- Your instructions -
For the material that follows, list every line containing the word "bottom".
* Start Records to use *
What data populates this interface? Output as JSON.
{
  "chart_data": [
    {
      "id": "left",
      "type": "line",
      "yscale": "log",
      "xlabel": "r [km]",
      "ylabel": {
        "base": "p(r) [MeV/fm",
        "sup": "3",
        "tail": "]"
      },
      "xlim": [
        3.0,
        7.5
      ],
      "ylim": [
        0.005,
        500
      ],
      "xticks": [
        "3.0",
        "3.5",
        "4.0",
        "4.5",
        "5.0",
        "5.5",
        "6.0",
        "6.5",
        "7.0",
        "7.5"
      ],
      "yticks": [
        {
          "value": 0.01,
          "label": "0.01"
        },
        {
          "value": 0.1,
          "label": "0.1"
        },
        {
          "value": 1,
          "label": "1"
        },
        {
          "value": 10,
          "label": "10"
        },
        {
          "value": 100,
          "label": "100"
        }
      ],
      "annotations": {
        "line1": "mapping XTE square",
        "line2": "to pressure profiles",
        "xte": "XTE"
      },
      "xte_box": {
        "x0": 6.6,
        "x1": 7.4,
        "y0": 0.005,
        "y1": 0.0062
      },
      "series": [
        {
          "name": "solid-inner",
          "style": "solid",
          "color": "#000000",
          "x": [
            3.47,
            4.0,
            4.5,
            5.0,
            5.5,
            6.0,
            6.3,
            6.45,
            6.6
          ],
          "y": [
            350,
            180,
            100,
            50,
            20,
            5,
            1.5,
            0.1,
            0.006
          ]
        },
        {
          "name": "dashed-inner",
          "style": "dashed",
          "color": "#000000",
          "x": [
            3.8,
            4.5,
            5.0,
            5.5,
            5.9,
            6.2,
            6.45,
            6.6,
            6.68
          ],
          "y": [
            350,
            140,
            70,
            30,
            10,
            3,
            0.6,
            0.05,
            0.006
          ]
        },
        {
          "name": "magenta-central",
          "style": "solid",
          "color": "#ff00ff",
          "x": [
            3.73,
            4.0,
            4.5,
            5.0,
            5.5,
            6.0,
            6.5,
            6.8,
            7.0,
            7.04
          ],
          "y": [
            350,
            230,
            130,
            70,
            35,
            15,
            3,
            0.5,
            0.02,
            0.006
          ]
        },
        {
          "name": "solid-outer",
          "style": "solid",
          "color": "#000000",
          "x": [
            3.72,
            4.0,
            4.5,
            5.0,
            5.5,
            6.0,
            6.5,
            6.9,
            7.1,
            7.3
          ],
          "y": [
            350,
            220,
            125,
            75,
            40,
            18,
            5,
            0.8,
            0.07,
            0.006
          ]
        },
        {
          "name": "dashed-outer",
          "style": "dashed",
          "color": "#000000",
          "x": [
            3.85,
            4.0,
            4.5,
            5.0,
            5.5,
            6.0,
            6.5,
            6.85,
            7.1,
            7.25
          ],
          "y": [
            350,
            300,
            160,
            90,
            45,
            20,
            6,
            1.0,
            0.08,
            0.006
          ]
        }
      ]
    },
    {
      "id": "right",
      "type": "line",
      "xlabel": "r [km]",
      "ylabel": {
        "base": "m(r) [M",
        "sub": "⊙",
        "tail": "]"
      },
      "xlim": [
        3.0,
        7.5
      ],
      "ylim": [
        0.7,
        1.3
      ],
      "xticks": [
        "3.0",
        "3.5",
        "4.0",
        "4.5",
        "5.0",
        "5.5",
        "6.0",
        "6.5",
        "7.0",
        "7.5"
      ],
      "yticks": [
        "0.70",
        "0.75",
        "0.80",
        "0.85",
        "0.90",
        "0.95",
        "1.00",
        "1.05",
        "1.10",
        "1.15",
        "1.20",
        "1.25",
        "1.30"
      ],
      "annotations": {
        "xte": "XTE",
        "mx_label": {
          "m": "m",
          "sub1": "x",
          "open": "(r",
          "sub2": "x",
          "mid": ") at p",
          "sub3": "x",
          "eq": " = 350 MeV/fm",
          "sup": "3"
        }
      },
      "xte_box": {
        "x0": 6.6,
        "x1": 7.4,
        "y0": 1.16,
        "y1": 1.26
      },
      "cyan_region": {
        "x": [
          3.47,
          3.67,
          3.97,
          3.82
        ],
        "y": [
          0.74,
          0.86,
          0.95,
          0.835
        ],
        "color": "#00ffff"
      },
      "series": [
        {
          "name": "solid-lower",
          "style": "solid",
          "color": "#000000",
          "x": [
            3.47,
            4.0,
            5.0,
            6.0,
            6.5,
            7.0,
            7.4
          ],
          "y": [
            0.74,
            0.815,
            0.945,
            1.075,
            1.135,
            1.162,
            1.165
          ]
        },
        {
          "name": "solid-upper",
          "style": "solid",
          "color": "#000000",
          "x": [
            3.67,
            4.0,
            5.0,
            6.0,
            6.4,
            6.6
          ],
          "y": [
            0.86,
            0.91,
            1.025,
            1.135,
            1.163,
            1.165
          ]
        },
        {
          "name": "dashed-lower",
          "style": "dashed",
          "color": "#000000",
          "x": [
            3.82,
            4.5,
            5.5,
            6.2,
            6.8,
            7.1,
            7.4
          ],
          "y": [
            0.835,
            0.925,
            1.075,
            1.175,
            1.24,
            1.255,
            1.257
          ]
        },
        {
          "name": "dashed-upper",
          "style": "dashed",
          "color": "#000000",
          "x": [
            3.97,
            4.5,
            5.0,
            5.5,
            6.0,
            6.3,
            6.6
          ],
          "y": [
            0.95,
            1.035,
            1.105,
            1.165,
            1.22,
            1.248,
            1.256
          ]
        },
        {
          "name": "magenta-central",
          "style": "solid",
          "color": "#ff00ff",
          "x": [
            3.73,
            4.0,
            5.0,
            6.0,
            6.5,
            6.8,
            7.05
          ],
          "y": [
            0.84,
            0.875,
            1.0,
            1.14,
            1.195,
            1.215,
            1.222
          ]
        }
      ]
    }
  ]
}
* End Records to use *
* Start Records to use *
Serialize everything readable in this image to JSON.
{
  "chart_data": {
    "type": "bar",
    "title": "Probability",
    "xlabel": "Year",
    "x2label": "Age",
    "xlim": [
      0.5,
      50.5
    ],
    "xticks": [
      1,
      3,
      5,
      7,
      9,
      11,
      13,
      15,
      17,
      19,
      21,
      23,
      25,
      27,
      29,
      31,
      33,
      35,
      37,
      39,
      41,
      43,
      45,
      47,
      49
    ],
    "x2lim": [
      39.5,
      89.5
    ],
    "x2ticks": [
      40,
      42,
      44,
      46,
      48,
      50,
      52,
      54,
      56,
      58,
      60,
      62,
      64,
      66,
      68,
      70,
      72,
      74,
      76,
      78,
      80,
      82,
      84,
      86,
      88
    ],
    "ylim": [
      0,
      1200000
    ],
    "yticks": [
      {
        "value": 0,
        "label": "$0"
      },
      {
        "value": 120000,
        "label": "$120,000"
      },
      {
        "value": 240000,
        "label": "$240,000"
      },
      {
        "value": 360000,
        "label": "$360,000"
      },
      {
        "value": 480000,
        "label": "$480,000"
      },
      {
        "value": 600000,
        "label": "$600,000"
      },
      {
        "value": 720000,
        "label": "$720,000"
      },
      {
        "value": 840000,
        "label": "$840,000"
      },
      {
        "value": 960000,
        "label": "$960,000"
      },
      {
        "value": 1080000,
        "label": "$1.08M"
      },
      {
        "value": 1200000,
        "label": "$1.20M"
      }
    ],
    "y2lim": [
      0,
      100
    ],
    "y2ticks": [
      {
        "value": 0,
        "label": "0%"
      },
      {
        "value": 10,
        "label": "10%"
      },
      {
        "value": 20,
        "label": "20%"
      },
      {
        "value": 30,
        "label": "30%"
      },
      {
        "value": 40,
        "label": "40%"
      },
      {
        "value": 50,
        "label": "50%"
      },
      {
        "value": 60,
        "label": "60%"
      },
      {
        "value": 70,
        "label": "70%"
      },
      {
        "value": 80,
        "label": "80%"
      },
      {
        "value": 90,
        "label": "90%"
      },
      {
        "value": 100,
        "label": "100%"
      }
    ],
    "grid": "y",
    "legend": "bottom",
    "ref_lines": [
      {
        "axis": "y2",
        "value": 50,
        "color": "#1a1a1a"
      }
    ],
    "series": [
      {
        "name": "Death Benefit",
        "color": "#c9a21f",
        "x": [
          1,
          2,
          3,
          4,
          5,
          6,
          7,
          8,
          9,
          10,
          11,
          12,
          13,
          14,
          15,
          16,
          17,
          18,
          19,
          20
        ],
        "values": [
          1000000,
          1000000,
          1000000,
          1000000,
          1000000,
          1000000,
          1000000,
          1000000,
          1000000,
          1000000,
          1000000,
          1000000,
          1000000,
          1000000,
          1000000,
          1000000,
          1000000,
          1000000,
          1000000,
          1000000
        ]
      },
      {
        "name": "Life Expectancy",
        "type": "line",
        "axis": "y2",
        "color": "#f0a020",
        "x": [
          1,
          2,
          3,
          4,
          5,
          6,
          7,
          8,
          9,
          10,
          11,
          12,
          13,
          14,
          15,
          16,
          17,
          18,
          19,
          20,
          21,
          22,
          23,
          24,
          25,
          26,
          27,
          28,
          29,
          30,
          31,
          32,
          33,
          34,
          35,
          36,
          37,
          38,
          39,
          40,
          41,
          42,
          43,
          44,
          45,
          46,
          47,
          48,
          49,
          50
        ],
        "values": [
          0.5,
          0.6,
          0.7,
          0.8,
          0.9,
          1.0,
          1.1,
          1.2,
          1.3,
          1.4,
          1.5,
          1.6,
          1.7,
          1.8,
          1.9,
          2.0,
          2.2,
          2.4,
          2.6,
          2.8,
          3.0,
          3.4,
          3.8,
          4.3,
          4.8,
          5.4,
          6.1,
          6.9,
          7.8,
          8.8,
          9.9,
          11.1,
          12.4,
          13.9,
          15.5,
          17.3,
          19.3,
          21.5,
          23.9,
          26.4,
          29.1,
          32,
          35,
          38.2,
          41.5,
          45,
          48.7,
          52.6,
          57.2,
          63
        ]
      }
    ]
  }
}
* End Records to use *
* Start Records to use *
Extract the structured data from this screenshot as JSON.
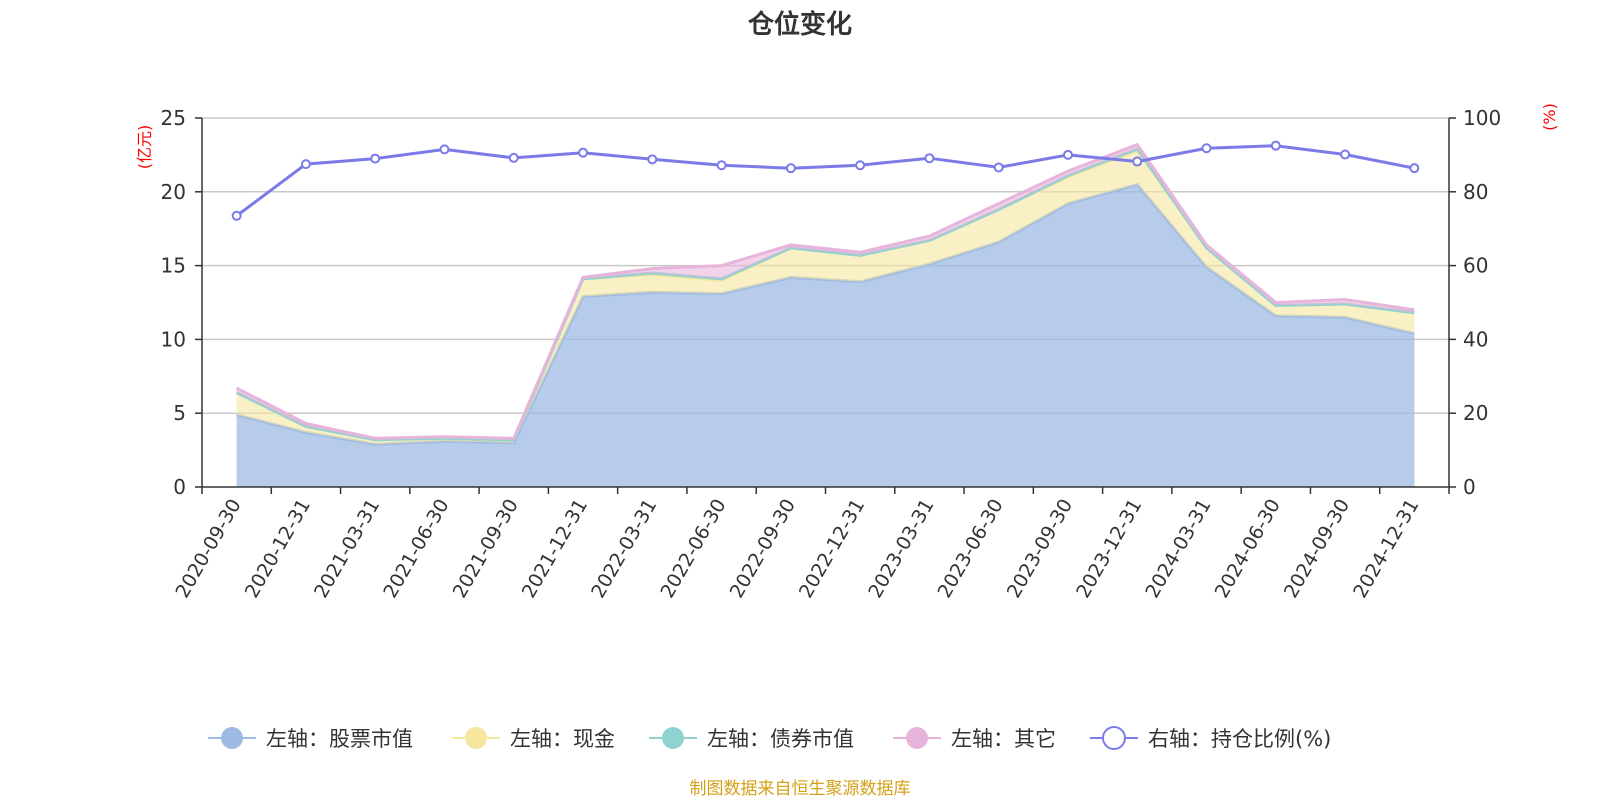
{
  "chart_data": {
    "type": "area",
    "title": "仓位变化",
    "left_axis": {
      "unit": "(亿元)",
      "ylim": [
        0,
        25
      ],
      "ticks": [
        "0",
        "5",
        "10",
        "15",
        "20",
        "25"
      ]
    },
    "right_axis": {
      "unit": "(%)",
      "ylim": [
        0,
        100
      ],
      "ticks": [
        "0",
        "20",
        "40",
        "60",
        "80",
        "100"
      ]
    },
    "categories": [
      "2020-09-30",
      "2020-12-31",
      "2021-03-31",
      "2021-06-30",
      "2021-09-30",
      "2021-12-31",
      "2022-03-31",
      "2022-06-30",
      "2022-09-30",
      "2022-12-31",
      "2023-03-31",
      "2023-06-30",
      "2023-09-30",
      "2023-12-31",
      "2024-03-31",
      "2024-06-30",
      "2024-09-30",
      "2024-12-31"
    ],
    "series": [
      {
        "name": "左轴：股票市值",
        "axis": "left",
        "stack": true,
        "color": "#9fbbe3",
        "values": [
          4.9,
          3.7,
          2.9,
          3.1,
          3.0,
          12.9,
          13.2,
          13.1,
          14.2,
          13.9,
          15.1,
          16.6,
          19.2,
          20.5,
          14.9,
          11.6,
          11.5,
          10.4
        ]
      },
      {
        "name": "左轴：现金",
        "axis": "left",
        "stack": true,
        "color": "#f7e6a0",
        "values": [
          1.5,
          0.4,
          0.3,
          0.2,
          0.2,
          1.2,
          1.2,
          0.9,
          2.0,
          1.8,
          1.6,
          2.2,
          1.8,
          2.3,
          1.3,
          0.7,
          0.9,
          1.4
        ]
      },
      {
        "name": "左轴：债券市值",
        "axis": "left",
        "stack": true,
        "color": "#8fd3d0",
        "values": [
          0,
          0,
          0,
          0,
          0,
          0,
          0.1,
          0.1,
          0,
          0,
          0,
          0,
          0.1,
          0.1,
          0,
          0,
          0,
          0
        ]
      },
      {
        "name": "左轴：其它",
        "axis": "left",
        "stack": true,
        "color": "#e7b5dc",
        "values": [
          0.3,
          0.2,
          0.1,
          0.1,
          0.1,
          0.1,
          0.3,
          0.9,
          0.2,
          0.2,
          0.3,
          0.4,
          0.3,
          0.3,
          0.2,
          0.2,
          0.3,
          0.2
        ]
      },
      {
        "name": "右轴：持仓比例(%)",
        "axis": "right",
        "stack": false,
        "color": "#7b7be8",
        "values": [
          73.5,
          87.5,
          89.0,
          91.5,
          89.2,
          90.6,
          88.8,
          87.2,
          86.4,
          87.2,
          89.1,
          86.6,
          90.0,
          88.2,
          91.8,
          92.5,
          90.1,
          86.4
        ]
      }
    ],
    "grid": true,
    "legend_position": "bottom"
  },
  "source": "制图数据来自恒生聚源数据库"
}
* End Records to use *
- Answer to this exercise -
    "legend": "bottom",
    "legend_position": "bottom"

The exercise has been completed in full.